**Your objective:**
From the listing below, extract every line in which the word "förvärvsinkomsten" appears.
━━━━━━━━
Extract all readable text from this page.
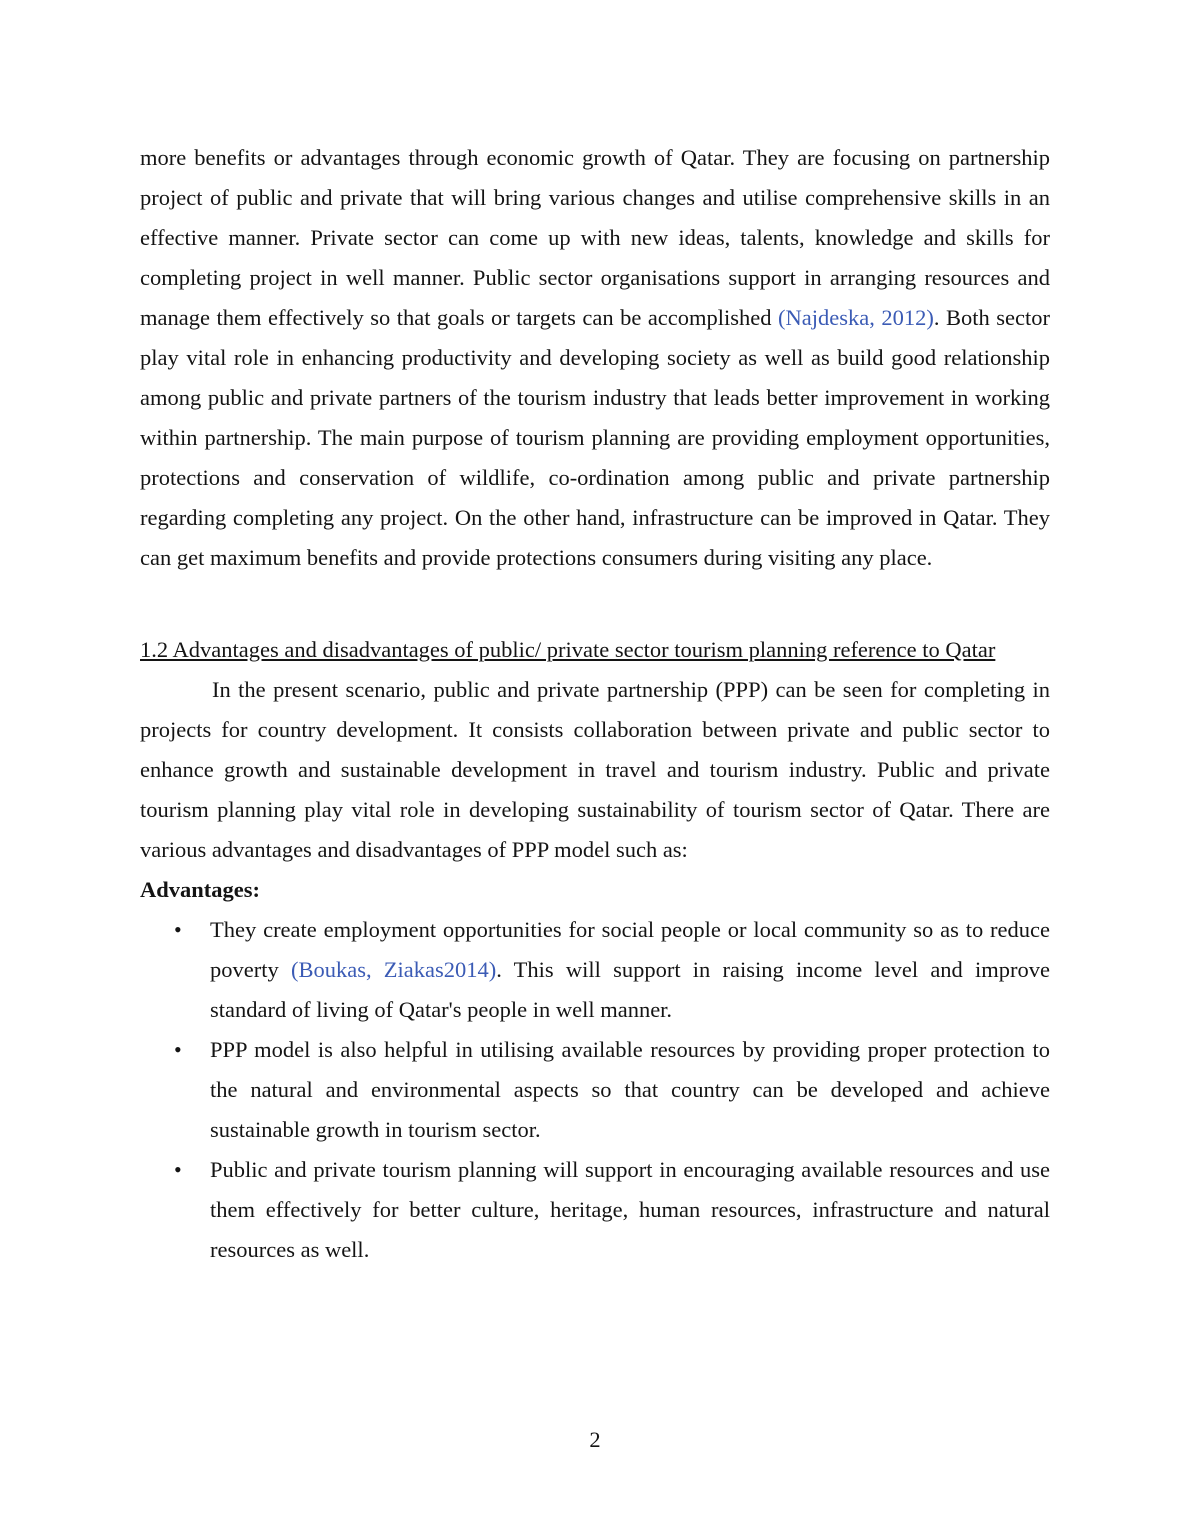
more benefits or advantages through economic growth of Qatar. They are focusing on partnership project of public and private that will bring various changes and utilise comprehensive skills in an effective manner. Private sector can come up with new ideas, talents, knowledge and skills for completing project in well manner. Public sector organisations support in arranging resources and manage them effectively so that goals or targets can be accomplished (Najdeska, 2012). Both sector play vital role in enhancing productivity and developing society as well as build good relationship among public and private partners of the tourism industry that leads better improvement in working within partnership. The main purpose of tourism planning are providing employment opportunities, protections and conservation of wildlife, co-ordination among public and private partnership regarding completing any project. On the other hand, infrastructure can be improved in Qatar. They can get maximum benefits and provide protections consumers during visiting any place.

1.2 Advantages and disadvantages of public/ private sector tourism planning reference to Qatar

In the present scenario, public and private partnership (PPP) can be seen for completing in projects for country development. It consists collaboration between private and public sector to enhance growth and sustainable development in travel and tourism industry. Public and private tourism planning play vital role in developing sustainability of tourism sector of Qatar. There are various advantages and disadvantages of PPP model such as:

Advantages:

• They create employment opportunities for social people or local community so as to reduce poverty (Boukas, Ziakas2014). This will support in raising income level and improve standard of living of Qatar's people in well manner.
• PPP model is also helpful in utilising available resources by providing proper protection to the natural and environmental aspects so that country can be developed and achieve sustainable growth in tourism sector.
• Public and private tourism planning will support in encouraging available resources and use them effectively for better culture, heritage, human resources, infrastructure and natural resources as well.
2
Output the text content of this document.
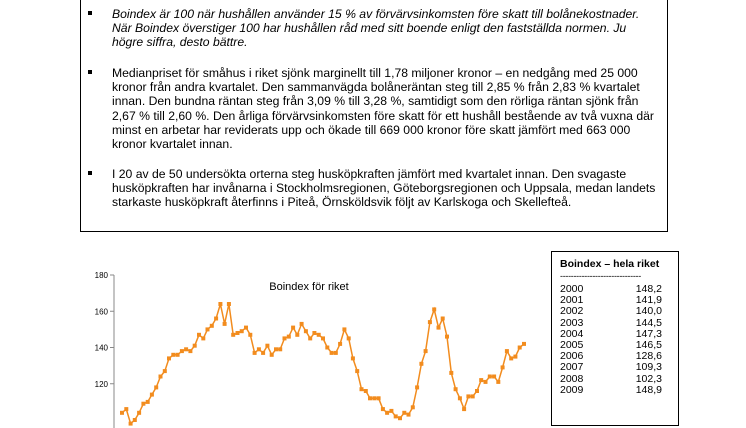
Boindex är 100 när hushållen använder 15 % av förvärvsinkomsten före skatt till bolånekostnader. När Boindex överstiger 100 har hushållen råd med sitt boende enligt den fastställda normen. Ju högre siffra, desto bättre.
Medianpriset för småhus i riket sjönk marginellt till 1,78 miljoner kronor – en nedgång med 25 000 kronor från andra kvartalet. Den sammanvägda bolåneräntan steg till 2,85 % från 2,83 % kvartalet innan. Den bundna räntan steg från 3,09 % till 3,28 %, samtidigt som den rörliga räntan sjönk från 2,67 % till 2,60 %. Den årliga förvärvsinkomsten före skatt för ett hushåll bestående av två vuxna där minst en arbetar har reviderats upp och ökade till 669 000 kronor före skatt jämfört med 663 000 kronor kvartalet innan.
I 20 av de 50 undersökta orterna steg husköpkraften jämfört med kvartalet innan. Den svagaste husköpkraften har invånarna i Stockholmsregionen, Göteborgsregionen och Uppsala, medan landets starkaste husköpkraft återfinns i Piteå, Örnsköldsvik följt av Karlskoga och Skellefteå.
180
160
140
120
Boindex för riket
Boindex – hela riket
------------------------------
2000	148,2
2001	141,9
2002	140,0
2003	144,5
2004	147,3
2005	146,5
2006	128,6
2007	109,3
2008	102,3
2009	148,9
━━━━━━━━
**Answer to this problem:**
Boindex är 100 när hushållen använder 15 % av förvärvsinkomsten före skatt till bolånekostnader. När Boindex överstiger 100 har hushållen råd med sitt boende enligt den fastställda normen. Ju högre siffra, desto bättre.
Medianpriset för småhus i riket sjönk marginellt till 1,78 miljoner kronor – en nedgång med 25 000 kronor från andra kvartalet. Den sammanvägda bolåneräntan steg till 2,85 % från 2,83 % kvartalet innan. Den bundna räntan steg från 3,09 % till 3,28 %, samtidigt som den rörliga räntan sjönk från 2,67 % till 2,60 %. Den årliga förvärvsinkomsten före skatt för ett hushåll bestående av två vuxna där minst en arbetar har reviderats upp och ökade till 669 000 kronor före skatt jämfört med 663 000 kronor kvartalet innan.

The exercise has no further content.